## JOB
Copy every line of the data in which the word "ylabel" occurs.

## DATA EXCERPTS
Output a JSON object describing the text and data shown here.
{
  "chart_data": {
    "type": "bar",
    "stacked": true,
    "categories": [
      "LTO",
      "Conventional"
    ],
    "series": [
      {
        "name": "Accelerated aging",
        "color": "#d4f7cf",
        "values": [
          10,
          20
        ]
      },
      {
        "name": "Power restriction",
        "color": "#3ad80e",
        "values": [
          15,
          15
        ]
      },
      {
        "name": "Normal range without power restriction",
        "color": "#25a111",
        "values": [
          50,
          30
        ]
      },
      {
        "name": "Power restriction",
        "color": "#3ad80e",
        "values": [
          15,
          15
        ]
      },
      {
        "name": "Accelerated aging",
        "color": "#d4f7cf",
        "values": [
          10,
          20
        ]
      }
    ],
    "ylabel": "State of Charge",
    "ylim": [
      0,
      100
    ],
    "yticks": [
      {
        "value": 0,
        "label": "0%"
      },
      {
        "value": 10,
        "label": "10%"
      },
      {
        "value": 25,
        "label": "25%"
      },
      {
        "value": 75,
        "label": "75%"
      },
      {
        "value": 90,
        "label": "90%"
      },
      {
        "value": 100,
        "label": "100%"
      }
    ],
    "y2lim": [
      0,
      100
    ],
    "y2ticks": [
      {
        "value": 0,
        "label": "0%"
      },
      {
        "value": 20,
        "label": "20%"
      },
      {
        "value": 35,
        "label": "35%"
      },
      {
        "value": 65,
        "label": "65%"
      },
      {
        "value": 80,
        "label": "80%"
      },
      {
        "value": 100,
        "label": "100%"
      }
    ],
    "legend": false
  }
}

...

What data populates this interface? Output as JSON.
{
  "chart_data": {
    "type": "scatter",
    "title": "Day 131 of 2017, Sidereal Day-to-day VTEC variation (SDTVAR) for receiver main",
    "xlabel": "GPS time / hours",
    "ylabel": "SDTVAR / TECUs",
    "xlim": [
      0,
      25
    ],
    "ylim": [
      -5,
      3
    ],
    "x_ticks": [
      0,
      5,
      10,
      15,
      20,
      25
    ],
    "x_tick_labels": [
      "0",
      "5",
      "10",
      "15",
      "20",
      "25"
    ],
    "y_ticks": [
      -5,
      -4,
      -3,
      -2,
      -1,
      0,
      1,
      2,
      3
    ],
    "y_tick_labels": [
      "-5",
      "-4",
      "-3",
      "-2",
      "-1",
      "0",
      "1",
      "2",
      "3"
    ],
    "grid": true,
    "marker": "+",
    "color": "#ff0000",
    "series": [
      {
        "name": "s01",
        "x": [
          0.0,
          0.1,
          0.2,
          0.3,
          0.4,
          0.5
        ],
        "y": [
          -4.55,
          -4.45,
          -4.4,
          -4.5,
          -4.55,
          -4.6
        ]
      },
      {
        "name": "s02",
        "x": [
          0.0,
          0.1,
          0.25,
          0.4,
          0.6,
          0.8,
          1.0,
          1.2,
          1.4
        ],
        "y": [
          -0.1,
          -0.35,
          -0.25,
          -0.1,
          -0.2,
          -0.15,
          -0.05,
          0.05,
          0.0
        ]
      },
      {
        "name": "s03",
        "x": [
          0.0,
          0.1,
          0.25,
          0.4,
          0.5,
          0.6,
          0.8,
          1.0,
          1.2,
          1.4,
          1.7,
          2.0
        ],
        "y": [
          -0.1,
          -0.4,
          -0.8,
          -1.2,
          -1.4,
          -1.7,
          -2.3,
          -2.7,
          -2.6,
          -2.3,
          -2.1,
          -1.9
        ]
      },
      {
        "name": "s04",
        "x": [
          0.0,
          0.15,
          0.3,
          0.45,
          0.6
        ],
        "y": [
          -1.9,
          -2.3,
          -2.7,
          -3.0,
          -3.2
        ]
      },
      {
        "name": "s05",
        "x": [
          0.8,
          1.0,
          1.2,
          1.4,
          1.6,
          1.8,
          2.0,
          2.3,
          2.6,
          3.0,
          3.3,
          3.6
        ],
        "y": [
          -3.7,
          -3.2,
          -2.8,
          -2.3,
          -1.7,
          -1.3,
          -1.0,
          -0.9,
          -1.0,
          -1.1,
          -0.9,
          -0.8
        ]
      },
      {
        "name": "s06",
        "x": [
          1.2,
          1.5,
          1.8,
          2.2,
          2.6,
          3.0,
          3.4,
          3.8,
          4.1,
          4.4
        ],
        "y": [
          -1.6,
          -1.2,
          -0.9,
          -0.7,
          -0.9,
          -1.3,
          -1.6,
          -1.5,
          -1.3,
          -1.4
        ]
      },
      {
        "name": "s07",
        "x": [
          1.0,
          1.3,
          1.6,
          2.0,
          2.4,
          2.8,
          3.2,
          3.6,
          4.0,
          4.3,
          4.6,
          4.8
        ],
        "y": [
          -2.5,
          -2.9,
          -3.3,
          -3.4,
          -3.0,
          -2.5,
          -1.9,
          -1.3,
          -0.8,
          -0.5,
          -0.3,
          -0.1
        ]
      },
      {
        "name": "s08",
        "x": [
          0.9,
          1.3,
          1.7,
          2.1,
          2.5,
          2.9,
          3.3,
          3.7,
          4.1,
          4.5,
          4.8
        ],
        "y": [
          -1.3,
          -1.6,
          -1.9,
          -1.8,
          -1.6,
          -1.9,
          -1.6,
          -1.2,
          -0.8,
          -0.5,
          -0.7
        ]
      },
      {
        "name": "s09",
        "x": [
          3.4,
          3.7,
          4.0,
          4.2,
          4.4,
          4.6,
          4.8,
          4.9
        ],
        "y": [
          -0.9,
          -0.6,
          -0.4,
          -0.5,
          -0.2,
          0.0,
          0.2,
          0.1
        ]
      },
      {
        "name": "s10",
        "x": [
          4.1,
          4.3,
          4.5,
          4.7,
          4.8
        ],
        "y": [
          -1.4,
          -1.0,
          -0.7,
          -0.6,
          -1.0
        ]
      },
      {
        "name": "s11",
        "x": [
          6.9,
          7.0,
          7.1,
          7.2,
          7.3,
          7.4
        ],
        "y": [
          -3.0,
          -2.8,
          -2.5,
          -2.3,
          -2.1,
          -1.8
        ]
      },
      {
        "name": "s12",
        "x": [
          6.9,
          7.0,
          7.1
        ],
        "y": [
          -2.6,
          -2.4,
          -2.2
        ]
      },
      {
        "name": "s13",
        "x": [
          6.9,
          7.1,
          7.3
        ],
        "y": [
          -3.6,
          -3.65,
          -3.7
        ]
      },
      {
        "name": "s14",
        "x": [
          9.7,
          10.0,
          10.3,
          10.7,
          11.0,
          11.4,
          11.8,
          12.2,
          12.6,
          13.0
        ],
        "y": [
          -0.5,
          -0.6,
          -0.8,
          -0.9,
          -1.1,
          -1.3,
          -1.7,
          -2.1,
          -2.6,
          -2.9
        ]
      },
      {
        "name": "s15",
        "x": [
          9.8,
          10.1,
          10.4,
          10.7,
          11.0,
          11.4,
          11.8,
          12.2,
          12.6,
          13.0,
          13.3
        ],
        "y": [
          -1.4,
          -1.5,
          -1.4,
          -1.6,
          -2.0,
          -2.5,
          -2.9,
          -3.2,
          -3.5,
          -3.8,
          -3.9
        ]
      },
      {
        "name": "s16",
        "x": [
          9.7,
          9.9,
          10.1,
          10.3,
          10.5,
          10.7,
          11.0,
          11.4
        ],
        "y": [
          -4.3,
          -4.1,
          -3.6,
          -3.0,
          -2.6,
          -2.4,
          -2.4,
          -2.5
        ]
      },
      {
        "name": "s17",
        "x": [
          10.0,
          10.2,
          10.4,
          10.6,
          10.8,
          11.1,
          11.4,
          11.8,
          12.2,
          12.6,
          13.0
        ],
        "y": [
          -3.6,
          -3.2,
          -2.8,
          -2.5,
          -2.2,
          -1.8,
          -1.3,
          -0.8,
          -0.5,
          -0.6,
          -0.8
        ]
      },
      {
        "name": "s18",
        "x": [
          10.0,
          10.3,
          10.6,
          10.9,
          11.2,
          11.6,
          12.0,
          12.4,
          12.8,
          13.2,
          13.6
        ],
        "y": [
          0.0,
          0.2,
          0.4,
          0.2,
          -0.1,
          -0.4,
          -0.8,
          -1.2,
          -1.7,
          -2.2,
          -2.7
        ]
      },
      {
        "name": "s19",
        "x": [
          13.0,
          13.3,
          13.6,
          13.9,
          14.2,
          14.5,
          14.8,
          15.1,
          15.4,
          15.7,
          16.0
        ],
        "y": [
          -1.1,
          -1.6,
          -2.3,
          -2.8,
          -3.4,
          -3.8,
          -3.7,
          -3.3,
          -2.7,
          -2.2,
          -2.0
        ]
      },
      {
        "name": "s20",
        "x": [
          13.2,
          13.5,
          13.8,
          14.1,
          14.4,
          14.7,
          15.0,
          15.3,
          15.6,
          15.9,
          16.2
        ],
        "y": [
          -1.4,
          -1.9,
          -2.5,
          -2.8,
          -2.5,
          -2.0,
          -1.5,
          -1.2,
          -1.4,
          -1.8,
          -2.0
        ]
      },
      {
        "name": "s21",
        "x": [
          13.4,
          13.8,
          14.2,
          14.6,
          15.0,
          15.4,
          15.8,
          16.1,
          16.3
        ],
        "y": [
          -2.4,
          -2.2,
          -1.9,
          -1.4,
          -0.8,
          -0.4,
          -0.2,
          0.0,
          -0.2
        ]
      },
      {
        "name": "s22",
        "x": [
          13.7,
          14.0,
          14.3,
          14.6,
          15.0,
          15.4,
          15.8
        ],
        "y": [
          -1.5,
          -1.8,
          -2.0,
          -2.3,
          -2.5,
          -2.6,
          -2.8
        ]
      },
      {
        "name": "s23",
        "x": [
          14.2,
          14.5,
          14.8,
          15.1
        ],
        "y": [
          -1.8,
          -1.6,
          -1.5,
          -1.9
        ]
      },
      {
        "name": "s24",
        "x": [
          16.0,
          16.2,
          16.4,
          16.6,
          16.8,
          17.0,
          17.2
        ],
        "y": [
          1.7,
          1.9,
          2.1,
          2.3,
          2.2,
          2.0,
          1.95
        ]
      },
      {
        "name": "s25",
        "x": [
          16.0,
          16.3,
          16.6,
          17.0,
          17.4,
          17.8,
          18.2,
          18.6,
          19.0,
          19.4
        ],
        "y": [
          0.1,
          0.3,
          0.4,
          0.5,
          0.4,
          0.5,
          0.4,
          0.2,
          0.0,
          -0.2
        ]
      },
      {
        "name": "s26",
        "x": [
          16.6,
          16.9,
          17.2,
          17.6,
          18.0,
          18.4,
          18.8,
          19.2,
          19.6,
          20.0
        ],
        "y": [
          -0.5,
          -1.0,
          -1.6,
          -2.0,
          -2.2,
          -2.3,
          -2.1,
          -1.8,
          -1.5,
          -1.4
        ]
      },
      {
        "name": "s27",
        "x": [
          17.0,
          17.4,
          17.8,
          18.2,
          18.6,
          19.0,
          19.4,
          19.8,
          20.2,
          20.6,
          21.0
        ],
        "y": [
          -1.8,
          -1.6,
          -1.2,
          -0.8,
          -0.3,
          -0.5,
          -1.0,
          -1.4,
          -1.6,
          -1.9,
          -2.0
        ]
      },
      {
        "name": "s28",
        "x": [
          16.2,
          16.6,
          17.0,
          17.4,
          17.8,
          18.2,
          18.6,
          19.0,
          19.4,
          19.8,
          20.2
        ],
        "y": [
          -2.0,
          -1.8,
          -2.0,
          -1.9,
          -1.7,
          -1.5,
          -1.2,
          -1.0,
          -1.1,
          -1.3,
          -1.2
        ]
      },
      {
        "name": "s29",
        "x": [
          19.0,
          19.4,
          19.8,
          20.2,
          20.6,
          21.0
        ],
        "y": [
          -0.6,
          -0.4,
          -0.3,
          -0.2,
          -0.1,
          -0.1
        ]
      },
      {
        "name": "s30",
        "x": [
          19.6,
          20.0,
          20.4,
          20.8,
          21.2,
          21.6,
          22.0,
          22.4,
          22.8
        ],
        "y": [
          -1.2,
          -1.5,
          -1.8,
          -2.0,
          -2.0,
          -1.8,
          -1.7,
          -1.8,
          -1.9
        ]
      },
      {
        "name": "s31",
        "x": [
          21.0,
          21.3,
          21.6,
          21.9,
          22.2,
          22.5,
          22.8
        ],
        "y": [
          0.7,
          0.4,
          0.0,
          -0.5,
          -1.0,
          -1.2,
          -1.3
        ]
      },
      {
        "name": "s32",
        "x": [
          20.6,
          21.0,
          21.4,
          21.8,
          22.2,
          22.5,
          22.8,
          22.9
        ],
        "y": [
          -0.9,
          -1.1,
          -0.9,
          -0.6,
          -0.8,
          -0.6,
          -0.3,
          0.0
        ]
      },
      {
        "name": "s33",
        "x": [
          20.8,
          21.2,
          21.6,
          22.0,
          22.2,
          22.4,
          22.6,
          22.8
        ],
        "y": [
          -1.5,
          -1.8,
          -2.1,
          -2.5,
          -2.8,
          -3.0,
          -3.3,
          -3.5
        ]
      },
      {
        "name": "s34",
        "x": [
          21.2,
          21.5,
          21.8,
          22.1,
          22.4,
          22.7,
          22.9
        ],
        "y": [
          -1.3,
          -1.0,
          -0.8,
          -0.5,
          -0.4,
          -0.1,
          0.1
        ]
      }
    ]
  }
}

## SOLVED EXERCISE
    "ylabel": "State of Charge",
    "ylabel": "SDTVAR / TECUs",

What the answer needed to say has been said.